--- Start ---

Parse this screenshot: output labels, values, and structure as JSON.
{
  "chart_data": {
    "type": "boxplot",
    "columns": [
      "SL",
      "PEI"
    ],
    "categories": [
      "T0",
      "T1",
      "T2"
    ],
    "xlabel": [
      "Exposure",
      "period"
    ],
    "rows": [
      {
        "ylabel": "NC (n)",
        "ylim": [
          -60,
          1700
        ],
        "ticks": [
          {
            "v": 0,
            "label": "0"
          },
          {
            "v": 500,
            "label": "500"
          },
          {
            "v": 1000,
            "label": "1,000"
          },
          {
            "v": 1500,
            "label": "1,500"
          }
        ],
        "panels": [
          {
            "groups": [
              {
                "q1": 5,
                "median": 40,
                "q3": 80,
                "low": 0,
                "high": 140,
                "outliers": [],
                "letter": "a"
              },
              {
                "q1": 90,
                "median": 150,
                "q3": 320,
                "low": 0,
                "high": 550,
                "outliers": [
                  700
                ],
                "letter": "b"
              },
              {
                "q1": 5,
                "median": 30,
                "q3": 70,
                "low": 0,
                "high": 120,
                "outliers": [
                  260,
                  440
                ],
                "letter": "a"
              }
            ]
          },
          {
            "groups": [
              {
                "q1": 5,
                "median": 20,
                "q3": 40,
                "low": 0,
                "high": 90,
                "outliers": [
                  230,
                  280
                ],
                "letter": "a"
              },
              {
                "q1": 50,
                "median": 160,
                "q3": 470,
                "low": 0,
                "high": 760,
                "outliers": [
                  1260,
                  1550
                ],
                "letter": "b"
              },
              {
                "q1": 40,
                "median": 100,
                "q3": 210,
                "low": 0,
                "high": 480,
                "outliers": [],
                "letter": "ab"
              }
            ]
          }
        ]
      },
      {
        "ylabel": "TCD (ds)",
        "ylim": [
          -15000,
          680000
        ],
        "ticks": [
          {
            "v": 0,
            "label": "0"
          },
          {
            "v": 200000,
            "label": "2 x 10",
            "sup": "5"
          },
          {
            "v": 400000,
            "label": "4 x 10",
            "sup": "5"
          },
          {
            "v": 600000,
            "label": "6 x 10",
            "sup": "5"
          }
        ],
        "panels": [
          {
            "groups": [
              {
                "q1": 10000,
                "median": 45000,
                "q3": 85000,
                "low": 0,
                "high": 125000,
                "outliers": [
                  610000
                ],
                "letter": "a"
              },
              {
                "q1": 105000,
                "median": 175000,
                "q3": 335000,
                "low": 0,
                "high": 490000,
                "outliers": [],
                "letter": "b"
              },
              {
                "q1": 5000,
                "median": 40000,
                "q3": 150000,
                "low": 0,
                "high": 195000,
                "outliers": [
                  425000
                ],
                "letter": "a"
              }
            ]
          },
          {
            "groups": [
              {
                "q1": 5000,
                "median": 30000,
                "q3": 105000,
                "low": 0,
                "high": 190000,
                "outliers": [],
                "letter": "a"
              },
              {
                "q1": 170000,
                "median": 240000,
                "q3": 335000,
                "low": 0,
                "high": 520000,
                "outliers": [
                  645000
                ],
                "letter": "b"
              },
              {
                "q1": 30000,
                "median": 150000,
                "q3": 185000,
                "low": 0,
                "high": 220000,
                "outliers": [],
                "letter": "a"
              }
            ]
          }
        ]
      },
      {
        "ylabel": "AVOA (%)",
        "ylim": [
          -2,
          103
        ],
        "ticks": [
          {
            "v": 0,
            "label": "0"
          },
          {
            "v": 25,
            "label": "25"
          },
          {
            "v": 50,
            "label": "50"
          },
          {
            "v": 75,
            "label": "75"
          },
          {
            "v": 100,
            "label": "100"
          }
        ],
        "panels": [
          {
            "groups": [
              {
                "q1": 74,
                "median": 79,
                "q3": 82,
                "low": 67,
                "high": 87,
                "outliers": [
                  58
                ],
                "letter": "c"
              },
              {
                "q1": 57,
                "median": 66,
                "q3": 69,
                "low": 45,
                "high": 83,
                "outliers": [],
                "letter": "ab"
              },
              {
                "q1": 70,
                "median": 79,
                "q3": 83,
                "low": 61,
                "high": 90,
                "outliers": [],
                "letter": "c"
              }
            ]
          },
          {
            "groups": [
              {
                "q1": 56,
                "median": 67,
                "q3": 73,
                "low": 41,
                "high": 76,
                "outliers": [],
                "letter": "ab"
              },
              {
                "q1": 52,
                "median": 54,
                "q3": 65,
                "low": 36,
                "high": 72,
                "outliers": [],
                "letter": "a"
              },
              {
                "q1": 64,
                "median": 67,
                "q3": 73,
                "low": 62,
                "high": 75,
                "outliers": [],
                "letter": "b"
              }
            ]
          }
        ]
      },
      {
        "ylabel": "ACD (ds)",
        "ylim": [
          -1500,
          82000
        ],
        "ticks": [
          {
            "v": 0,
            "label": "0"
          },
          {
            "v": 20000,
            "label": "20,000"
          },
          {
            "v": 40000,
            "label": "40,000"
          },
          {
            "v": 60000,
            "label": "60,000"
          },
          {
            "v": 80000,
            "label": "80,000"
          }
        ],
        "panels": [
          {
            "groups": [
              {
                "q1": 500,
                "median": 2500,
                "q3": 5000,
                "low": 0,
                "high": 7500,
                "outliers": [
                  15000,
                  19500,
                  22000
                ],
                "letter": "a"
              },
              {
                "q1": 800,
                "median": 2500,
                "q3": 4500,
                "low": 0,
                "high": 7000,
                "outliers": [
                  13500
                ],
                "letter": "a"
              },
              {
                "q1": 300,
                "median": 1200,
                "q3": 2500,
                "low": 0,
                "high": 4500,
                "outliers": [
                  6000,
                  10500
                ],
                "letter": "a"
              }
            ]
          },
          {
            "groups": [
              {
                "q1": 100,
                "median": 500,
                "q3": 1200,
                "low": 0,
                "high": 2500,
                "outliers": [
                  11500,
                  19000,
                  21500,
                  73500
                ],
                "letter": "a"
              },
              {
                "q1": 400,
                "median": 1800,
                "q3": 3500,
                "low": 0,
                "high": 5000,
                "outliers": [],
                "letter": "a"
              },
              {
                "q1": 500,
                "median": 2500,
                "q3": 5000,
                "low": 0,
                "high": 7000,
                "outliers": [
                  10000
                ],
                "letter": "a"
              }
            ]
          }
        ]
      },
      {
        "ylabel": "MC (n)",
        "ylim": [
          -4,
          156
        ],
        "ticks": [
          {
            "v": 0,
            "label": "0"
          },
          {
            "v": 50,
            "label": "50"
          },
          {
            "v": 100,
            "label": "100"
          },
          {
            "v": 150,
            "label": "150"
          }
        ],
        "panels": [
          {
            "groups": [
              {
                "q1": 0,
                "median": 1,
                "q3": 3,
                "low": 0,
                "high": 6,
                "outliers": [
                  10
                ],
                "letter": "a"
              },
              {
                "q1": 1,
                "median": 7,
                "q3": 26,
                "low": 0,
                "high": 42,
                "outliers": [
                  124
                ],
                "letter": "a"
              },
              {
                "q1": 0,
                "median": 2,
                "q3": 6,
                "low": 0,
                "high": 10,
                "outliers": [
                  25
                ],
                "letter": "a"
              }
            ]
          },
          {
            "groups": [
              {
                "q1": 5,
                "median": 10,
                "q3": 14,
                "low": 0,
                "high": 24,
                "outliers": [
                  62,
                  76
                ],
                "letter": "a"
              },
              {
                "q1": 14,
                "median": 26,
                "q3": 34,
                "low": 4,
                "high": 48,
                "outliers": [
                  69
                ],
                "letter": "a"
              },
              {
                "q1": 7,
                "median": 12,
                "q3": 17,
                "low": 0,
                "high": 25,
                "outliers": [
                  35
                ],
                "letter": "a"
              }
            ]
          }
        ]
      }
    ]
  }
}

--- End ---

**EXERCISE REQUIREMENTS:** Reproduce every line of the data verbatim.

**TASK RESPONSE:**
Parse this screenshot: output labels, values, and structure as JSON.
{
  "chart_data": {
    "type": "boxplot",
    "columns": [
      "SL",
      "PEI"
    ],
    "categories": [
      "T0",
      "T1",
      "T2"
    ],
    "xlabel": [
      "Exposure",
      "period"
    ],
    "rows": [
      {
        "ylabel": "NC (n)",
        "ylim": [
          -60,
          1700
        ],
        "ticks": [
          {
            "v": 0,
            "label": "0"
          },
          {
            "v": 500,
            "label": "500"
          },
          {
            "v": 1000,
            "label": "1,000"
          },
          {
            "v": 1500,
            "label": "1,500"
          }
        ],
        "panels": [
          {
            "groups": [
              {
                "q1": 5,
                "median": 40,
                "q3": 80,
                "low": 0,
                "high": 140,
                "outliers": [],
                "letter": "a"
              },
              {
                "q1": 90,
                "median": 150,
                "q3": 320,
                "low": 0,
                "high": 550,
                "outliers": [
                  700
                ],
                "letter": "b"
              },
              {
                "q1": 5,
                "median": 30,
                "q3": 70,
                "low": 0,
                "high": 120,
                "outliers": [
                  260,
                  440
                ],
                "letter": "a"
              }
            ]
          },
          {
            "groups": [
              {
                "q1": 5,
                "median": 20,
                "q3": 40,
                "low": 0,
                "high": 90,
                "outliers": [
                  230,
                  280
                ],
                "letter": "a"
              },
              {
                "q1": 50,
                "median": 160,
                "q3": 470,
                "low": 0,
                "high": 760,
                "outliers": [
                  1260,
                  1550
                ],
                "letter": "b"
              },
              {
                "q1": 40,
                "median": 100,
                "q3": 210,
                "low": 0,
                "high": 480,
                "outliers": [],
                "letter": "ab"
              }
            ]
          }
        ]
      },
      {
        "ylabel": "TCD (ds)",
        "ylim": [
          -15000,
          680000
        ],
        "ticks": [
          {
            "v": 0,
            "label": "0"
          },
          {
            "v": 200000,
            "label": "2 x 10",
            "sup": "5"
          },
          {
            "v": 400000,
            "label": "4 x 10",
            "sup": "5"
          },
          {
            "v": 600000,
            "label": "6 x 10",
            "sup": "5"
          }
        ],
        "panels": [
          {
            "groups": [
              {
                "q1": 10000,
                "median": 45000,
                "q3": 85000,
                "low": 0,
                "high": 125000,
                "outliers": [
                  610000
                ],
                "letter": "a"
              },
              {
                "q1": 105000,
                "median": 175000,
                "q3": 335000,
                "low": 0,
                "high": 490000,
                "outliers": [],
                "letter": "b"
              },
              {
                "q1": 5000,
                "median": 40000,
                "q3": 150000,
                "low": 0,
                "high": 195000,
                "outliers": [
                  425000
                ],
                "letter": "a"
              }
            ]
          },
          {
            "groups": [
              {
                "q1": 5000,
                "median": 30000,
                "q3": 105000,
                "low": 0,
                "high": 190000,
                "outliers": [],
                "letter": "a"
              },
              {
                "q1": 170000,
                "median": 240000,
                "q3": 335000,
                "low": 0,
                "high": 520000,
                "outliers": [
                  645000
                ],
                "letter": "b"
              },
              {
                "q1": 30000,
                "median": 150000,
                "q3": 185000,
                "low": 0,
                "high": 220000,
                "outliers": [],
                "letter": "a"
              }
            ]
          }
        ]
      },
      {
        "ylabel": "AVOA (%)",
        "ylim": [
          -2,
          103
        ],
        "ticks": [
          {
            "v": 0,
            "label": "0"
          },
          {
            "v": 25,
            "label": "25"
          },
          {
            "v": 50,
            "label": "50"
          },
          {
            "v": 75,
            "label": "75"
          },
          {
            "v": 100,
            "label": "100"
          }
        ],
        "panels": [
          {
            "groups": [
              {
                "q1": 74,
                "median": 79,
                "q3": 82,
                "low": 67,
                "high": 87,
                "outliers": [
                  58
                ],
                "letter": "c"
              },
              {
                "q1": 57,
                "median": 66,
                "q3": 69,
                "low": 45,
                "high": 83,
                "outliers": [],
                "letter": "ab"
              },
              {
                "q1": 70,
                "median": 79,
                "q3": 83,
                "low": 61,
                "high": 90,
                "outliers": [],
                "letter": "c"
              }
            ]
          },
          {
            "groups": [
              {
                "q1": 56,
                "median": 67,
                "q3": 73,
                "low": 41,
                "high": 76,
                "outliers": [],
                "letter": "ab"
              },
              {
                "q1": 52,
                "median": 54,
                "q3": 65,
                "low": 36,
                "high": 72,
                "outliers": [],
                "letter": "a"
              },
              {
                "q1": 64,
                "median": 67,
                "q3": 73,
                "low": 62,
                "high": 75,
                "outliers": [],
                "letter": "b"
              }
            ]
          }
        ]
      },
      {
        "ylabel": "ACD (ds)",
        "ylim": [
          -1500,
          82000
        ],
        "ticks": [
          {
            "v": 0,
            "label": "0"
          },
          {
            "v": 20000,
            "label": "20,000"
          },
          {
            "v": 40000,
            "label": "40,000"
          },
          {
            "v": 60000,
            "label": "60,000"
          },
          {
            "v": 80000,
            "label": "80,000"
          }
        ],
        "panels": [
          {
            "groups": [
              {
                "q1": 500,
                "median": 2500,
                "q3": 5000,
                "low": 0,
                "high": 7500,
                "outliers": [
                  15000,
                  19500,
                  22000
                ],
                "letter": "a"
              },
              {
                "q1": 800,
                "median": 2500,
                "q3": 4500,
                "low": 0,
                "high": 7000,
                "outliers": [
                  13500
                ],
                "letter": "a"
              },
              {
                "q1": 300,
                "median": 1200,
                "q3": 2500,
                "low": 0,
                "high": 4500,
                "outliers": [
                  6000,
                  10500
                ],
                "letter": "a"
              }
            ]
          },
          {
            "groups": [
              {
                "q1": 100,
                "median": 500,
                "q3": 1200,
                "low": 0,
                "high": 2500,
                "outliers": [
                  11500,
                  19000,
                  21500,
                  73500
                ],
                "letter": "a"
              },
              {
                "q1": 400,
                "median": 1800,
                "q3": 3500,
                "low": 0,
                "high": 5000,
                "outliers": [],
                "letter": "a"
              },
              {
                "q1": 500,
                "median": 2500,
                "q3": 5000,
                "low": 0,
                "high": 7000,
                "outliers": [
                  10000
                ],
                "letter": "a"
              }
            ]
          }
        ]
      },
      {
        "ylabel": "MC (n)",
        "ylim": [
          -4,
          156
        ],
        "ticks": [
          {
            "v": 0,
            "label": "0"
          },
          {
            "v": 50,
            "label": "50"
          },
          {
            "v": 100,
            "label": "100"
          },
          {
            "v": 150,
            "label": "150"
          }
        ],
        "panels": [
          {
            "groups": [
              {
                "q1": 0,
                "median": 1,
                "q3": 3,
                "low": 0,
                "high": 6,
                "outliers": [
                  10
                ],
                "letter": "a"
              },
              {
                "q1": 1,
                "median": 7,
                "q3": 26,
                "low": 0,
                "high": 42,
                "outliers": [
                  124
                ],
                "letter": "a"
              },
              {
                "q1": 0,
                "median": 2,
                "q3": 6,
                "low": 0,
                "high": 10,
                "outliers": [
                  25
                ],
                "letter": "a"
              }
            ]
          },
          {
            "groups": [
              {
                "q1": 5,
                "median": 10,
                "q3": 14,
                "low": 0,
                "high": 24,
                "outliers": [
                  62,
                  76
                ],
                "letter": "a"
              },
              {
                "q1": 14,
                "median": 26,
                "q3": 34,
                "low": 4,
                "high": 48,
                "outliers": [
                  69
                ],
                "letter": "a"
              },
              {
                "q1": 7,
                "median": 12,
                "q3": 17,
                "low": 0,
                "high": 25,
                "outliers": [
                  35
                ],
                "letter": "a"
              }
            ]
          }
        ]
      }
    ]
  }
}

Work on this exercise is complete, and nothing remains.